Go through the entries below and collect each line with the string "color" in it.

## DATA FOR PROCESSING
[start]

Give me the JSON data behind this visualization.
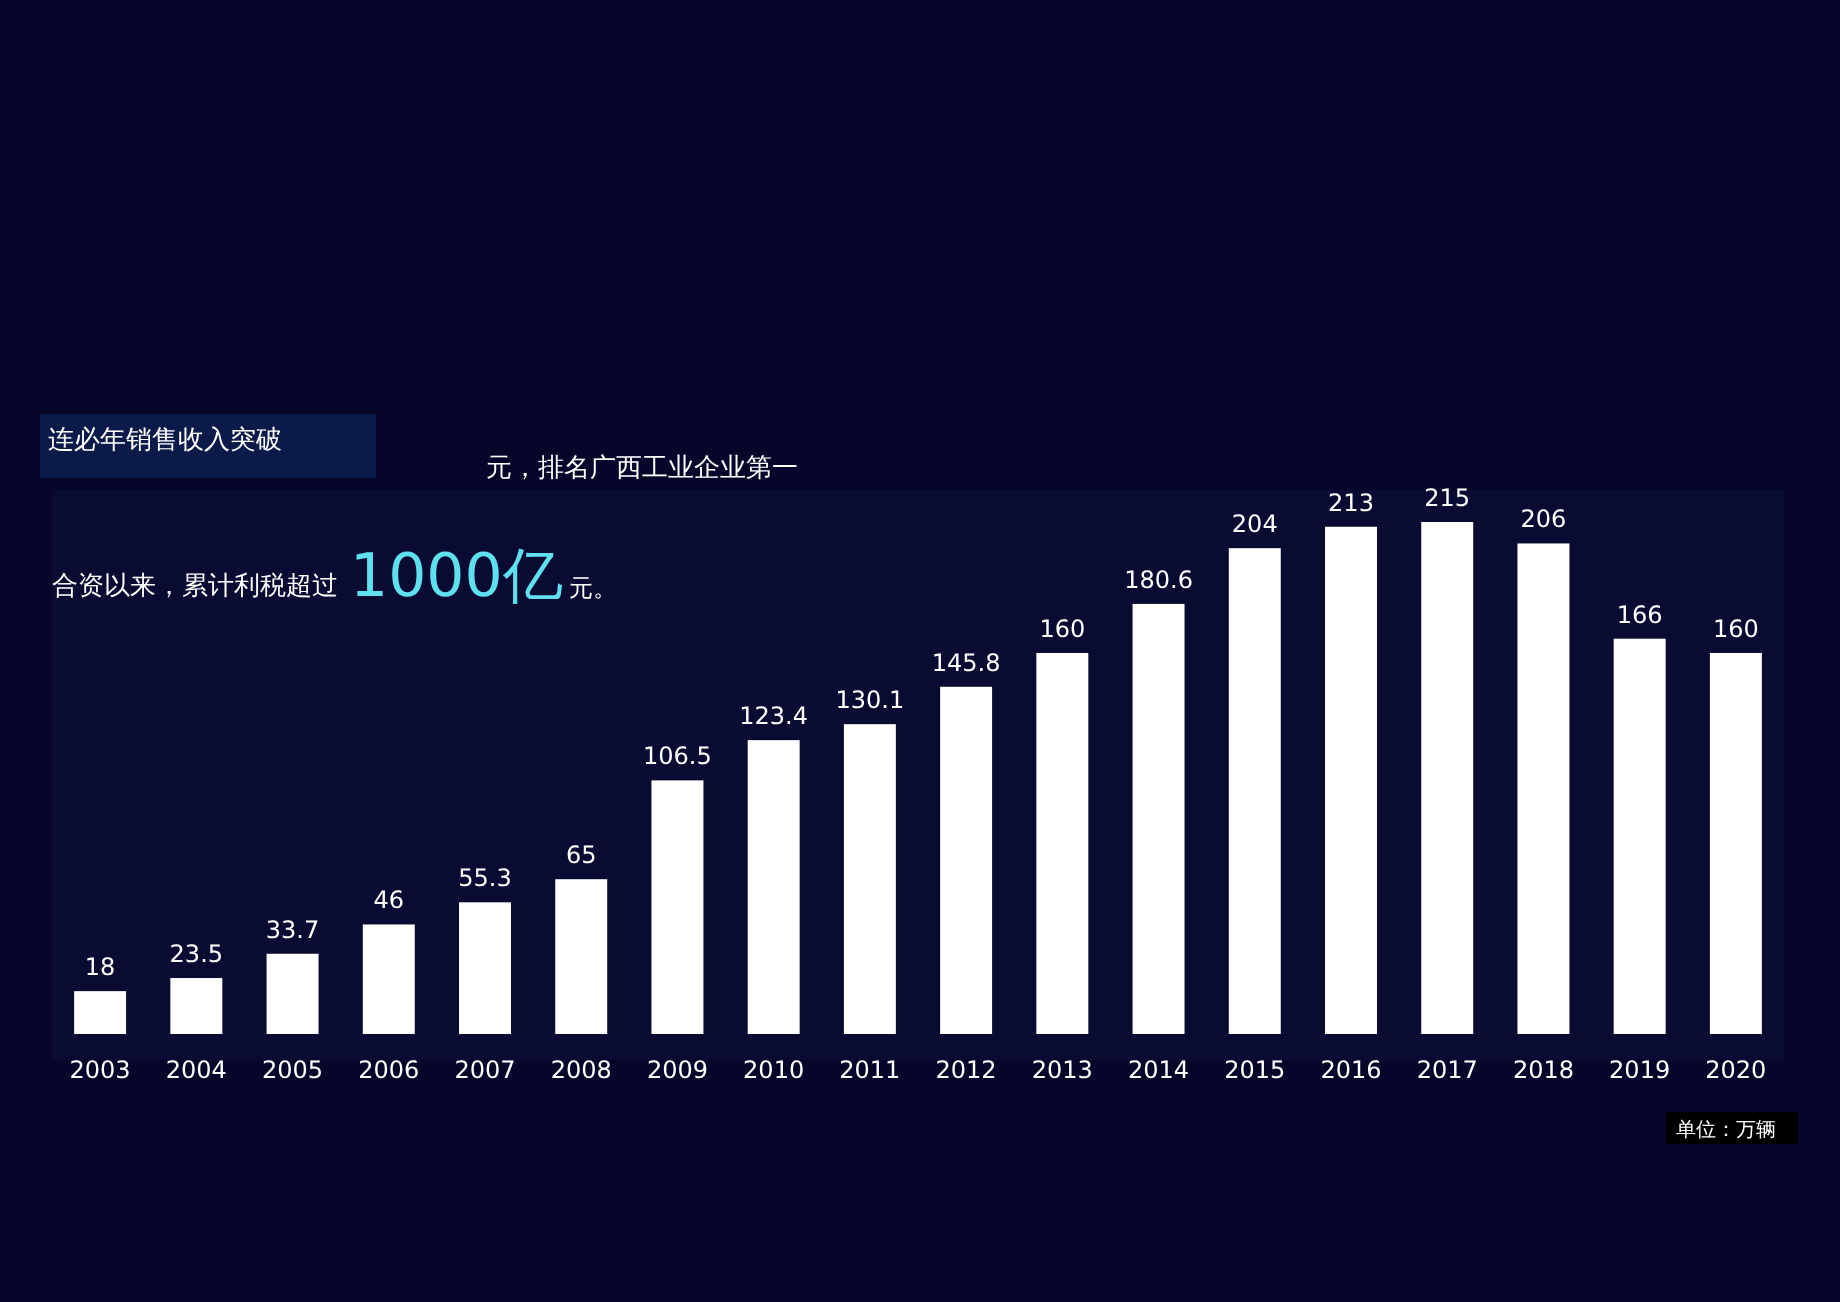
{
  "chart_data": {
    "type": "bar",
    "categories": [
      "2003",
      "2004",
      "2005",
      "2006",
      "2007",
      "2008",
      "2009",
      "2010",
      "2011",
      "2012",
      "2013",
      "2014",
      "2015",
      "2016",
      "2017",
      "2018",
      "2019",
      "2020"
    ],
    "values": [
      18,
      23.5,
      33.7,
      46,
      55.3,
      65,
      106.5,
      123.4,
      130.1,
      145.8,
      160,
      180.6,
      204,
      213,
      215,
      206,
      166,
      160
    ],
    "color": "#ffffff",
    "data_labels": true,
    "annotations": [
      "连必年销售收入突破",
      "元，排名广西工业企业第一",
      "合资以来，累计利税超过",
      "1000亿",
      "元。",
      "单位：万辆"
    ]
  }
}
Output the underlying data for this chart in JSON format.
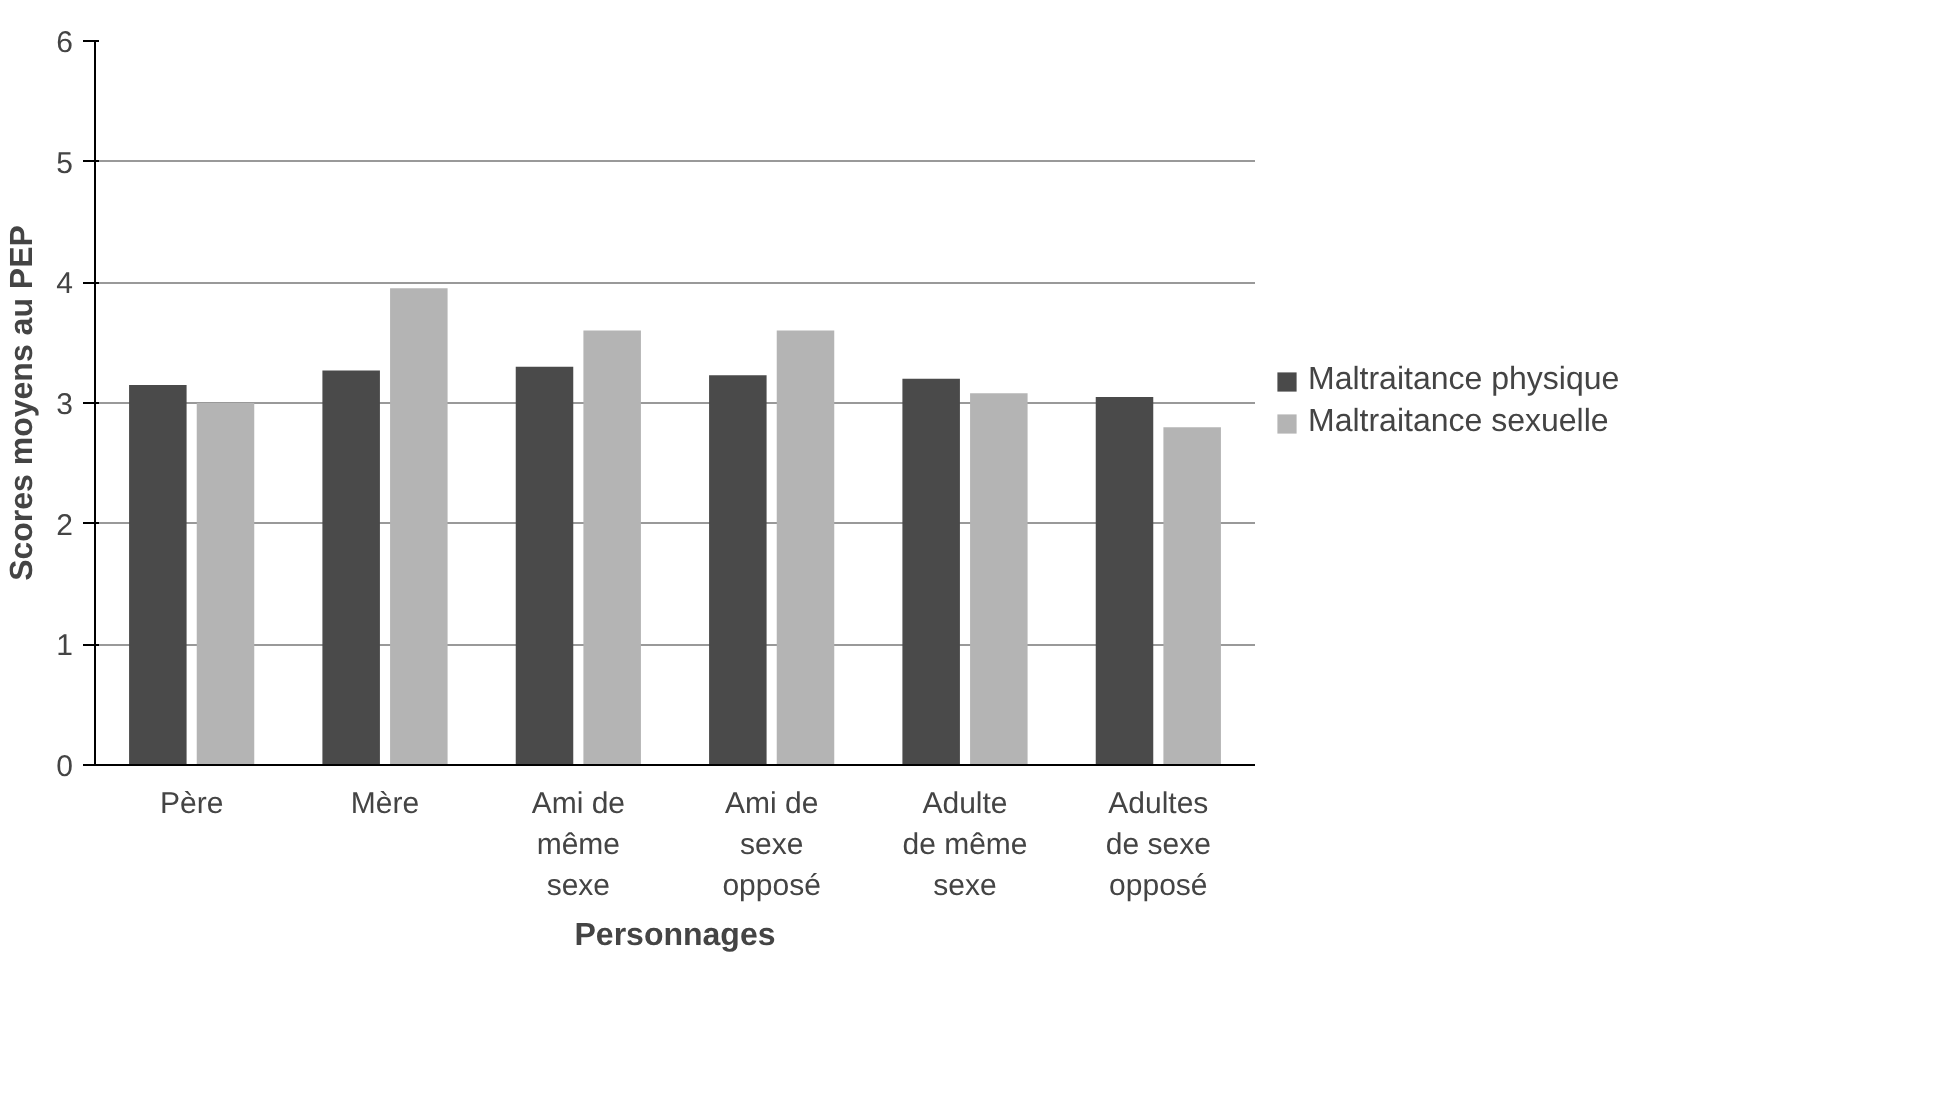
{
  "chart_data": {
    "type": "bar",
    "xlabel": "Personnages",
    "ylabel": "Scores moyens au PEP",
    "categories": [
      "Père",
      "Mère",
      "Ami de même sexe",
      "Ami de sexe opposé",
      "Adulte de même sexe",
      "Adultes de sexe opposé"
    ],
    "series": [
      {
        "name": "Maltraitance physique",
        "color": "#4a4a4a",
        "values": [
          3.15,
          3.27,
          3.3,
          3.23,
          3.2,
          3.05
        ]
      },
      {
        "name": "Maltraitance sexuelle",
        "color": "#b4b4b4",
        "values": [
          3.0,
          3.95,
          3.6,
          3.6,
          3.08,
          2.8
        ]
      }
    ],
    "ylim": [
      0,
      6
    ],
    "yticks": [
      0,
      1,
      2,
      3,
      4,
      5,
      6
    ],
    "grid": "y",
    "legend": "right"
  }
}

[end]

## WRITTEN SOLUTION
    "color": "#ffffff",
        "color": "#4a4a4a",
        "color": "#b4b4b4",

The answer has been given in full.